Provided data:
※ ※ ※
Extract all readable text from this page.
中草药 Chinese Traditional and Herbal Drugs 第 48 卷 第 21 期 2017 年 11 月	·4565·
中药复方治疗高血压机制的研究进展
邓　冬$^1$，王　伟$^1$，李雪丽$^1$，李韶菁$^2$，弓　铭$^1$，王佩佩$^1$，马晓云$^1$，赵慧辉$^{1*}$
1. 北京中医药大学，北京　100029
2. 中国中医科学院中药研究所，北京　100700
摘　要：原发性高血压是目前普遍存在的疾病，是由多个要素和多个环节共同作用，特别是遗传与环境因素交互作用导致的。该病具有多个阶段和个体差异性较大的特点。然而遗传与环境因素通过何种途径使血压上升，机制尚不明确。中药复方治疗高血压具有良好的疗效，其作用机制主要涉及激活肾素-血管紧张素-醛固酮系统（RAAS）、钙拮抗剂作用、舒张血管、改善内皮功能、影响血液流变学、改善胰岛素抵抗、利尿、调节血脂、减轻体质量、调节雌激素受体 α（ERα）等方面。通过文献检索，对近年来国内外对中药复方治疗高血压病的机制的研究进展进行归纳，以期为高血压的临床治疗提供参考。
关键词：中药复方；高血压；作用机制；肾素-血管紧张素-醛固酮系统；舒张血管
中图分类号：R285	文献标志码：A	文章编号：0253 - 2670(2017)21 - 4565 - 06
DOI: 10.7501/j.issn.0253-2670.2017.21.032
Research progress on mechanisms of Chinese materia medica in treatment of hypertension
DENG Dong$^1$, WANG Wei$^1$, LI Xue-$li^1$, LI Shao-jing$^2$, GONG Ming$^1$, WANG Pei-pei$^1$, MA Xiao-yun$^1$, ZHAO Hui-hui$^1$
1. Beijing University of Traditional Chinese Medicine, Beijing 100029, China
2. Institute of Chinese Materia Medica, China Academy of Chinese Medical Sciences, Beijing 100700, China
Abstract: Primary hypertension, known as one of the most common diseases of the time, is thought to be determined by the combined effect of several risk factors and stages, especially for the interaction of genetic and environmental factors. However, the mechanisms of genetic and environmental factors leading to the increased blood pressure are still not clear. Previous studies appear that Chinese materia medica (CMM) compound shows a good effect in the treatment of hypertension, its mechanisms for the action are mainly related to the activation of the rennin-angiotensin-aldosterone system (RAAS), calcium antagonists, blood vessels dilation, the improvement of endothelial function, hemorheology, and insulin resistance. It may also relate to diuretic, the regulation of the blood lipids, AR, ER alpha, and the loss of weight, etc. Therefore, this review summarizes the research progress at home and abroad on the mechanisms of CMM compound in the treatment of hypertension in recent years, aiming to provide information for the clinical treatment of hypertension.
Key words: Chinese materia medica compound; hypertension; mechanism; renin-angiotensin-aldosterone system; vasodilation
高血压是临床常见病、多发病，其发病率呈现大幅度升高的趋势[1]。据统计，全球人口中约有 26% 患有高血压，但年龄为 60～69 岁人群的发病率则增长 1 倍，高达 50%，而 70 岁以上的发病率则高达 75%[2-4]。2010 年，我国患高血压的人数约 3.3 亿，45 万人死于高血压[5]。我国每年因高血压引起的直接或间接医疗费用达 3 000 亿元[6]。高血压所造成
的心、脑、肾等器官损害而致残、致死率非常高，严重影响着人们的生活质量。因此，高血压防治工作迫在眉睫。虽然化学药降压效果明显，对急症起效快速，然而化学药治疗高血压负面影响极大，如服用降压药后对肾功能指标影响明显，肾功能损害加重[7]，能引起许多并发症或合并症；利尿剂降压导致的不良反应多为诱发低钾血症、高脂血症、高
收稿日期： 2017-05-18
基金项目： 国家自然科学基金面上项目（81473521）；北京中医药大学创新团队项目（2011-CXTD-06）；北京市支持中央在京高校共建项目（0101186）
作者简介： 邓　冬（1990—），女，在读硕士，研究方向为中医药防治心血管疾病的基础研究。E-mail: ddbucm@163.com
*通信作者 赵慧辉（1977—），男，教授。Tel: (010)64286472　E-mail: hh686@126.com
※ ※ ※
Find every line that includes the string "China". Report how many there are and nothing else.

Task solution:
2